Saved data entries:
* * *

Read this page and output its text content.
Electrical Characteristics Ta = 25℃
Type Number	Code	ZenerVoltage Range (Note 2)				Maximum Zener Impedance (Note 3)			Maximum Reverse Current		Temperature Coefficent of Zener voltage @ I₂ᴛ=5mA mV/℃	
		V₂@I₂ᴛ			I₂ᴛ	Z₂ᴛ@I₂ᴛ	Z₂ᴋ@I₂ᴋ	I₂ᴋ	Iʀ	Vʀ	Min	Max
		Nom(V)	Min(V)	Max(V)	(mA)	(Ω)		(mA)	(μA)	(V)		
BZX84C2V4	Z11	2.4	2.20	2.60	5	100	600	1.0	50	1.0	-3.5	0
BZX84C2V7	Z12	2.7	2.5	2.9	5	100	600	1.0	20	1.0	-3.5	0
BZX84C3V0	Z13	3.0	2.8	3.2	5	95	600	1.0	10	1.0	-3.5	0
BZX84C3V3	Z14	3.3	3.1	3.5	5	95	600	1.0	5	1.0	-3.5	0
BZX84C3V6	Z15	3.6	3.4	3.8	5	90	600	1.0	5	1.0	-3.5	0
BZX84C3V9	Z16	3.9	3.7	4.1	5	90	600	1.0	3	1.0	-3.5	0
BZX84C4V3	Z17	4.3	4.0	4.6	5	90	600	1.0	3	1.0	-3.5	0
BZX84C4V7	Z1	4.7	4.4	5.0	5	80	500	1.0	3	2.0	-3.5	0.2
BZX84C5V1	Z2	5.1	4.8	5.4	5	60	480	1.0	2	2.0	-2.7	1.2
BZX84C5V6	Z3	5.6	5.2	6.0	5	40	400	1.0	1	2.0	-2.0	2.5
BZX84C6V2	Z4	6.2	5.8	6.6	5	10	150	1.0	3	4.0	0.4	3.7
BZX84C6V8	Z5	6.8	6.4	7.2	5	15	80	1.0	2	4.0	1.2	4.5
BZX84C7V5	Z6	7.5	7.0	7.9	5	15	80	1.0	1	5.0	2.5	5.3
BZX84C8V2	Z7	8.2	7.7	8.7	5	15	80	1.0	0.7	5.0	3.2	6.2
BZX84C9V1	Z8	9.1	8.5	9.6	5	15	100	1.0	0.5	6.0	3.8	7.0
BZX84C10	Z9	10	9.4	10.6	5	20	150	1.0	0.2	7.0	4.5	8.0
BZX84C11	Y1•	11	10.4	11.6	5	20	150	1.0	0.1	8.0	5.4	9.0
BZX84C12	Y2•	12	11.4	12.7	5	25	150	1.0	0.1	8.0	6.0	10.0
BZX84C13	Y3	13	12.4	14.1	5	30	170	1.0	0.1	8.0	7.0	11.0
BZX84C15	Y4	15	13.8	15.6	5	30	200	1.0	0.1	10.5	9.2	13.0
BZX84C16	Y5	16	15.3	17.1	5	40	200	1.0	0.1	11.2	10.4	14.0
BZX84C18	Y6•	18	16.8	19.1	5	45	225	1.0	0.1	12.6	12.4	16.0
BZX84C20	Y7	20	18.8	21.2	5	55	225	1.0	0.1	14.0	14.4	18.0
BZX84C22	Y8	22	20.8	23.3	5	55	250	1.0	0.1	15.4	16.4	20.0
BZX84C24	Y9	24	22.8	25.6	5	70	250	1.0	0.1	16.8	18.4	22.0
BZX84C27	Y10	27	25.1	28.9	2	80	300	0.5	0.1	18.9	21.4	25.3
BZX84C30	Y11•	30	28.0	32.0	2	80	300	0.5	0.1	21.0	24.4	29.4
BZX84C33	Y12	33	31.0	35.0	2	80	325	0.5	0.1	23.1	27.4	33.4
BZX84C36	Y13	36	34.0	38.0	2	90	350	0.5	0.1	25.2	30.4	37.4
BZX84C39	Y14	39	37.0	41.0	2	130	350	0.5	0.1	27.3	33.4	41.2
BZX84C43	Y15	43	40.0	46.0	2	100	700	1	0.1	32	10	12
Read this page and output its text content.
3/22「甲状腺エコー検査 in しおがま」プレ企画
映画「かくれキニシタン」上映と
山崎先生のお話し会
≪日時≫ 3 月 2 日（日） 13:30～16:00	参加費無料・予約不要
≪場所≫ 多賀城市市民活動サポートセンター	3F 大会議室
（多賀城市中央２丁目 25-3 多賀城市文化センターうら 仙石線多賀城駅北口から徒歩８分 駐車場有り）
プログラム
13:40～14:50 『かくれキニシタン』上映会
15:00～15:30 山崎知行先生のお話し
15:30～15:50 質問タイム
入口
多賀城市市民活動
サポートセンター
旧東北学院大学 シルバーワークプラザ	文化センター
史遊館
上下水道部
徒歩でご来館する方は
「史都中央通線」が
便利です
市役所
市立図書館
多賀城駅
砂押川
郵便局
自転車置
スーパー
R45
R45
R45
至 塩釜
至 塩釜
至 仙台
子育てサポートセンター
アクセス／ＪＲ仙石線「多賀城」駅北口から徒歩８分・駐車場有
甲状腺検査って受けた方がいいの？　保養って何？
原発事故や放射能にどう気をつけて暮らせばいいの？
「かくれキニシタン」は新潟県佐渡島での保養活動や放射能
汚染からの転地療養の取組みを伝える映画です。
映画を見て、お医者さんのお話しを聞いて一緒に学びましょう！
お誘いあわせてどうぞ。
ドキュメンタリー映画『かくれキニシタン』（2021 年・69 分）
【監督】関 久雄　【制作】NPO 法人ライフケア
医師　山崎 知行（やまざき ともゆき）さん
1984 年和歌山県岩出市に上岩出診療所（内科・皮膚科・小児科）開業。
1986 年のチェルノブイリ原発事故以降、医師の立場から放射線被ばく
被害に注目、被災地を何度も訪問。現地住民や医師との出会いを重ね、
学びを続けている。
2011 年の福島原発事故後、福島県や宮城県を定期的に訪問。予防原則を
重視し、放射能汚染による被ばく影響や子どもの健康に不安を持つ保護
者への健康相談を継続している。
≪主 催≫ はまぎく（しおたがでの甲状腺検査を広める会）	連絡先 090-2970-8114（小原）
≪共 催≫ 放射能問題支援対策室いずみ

* * *

### WRITTEN REQUEST
Tally the lines containing "かくれキニシタン". Provide the number without any other words.

### SOLUTION TO THE PROBLEM
4